>>>

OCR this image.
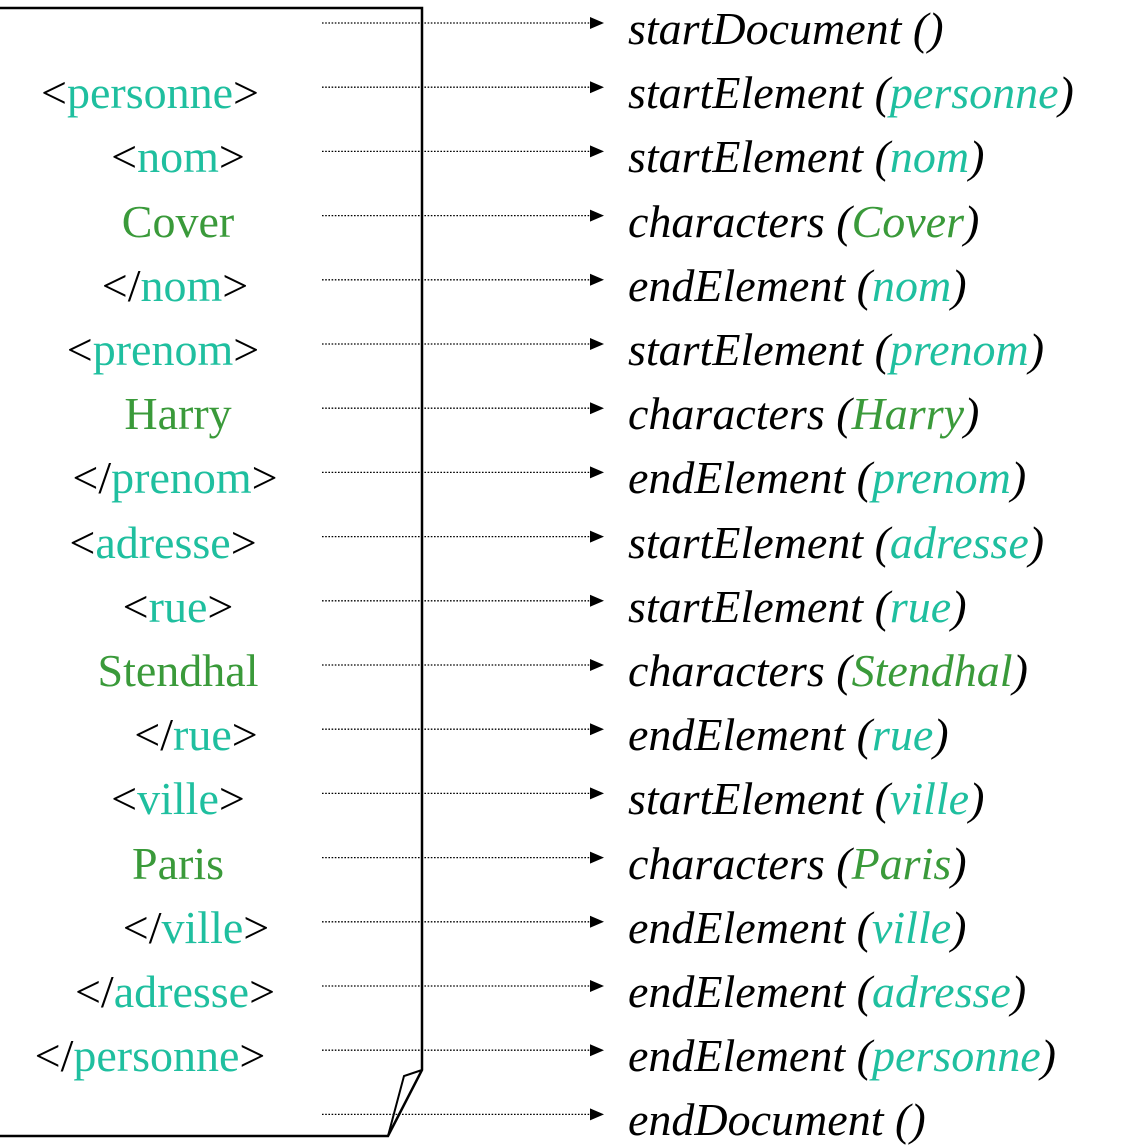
<personne>
<nom>
Cover
</nom>
<prenom>
Harry
</prenom>
<adresse>
<rue>
Stendhal
</rue>
<ville>
Paris
</ville>
</adresse>
</personne>
startDocument ()
startElement (personne)
startElement (nom)
characters (Cover)
endElement (nom)
startElement (prenom)
characters (Harry)
endElement (prenom)
startElement (adresse)
startElement (rue)
characters (Stendhal)
endElement (rue)
startElement (ville)
characters (Paris)
endElement (ville)
endElement (adresse)
endElement (personne)
endDocument ()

<<<

# PROBLEM TO SOLVE
Every record above should be written out again exactly; the pictures stay out of the copy.

# OUTPUT OF THE EXERCISE
OCR this image.
<personne>
<nom>
Cover
</nom>
<prenom>
Harry
</prenom>
<adresse>
<rue>
Stendhal
</rue>
<ville>
Paris
</ville>
</adresse>
</personne>
startDocument ()
startElement (personne)
startElement (nom)
characters (Cover)
endElement (nom)
startElement (prenom)
characters (Harry)
endElement (prenom)
startElement (adresse)
startElement (rue)
characters (Stendhal)
endElement (rue)
startElement (ville)
characters (Paris)
endElement (ville)
endElement (adresse)
endElement (personne)
endDocument ()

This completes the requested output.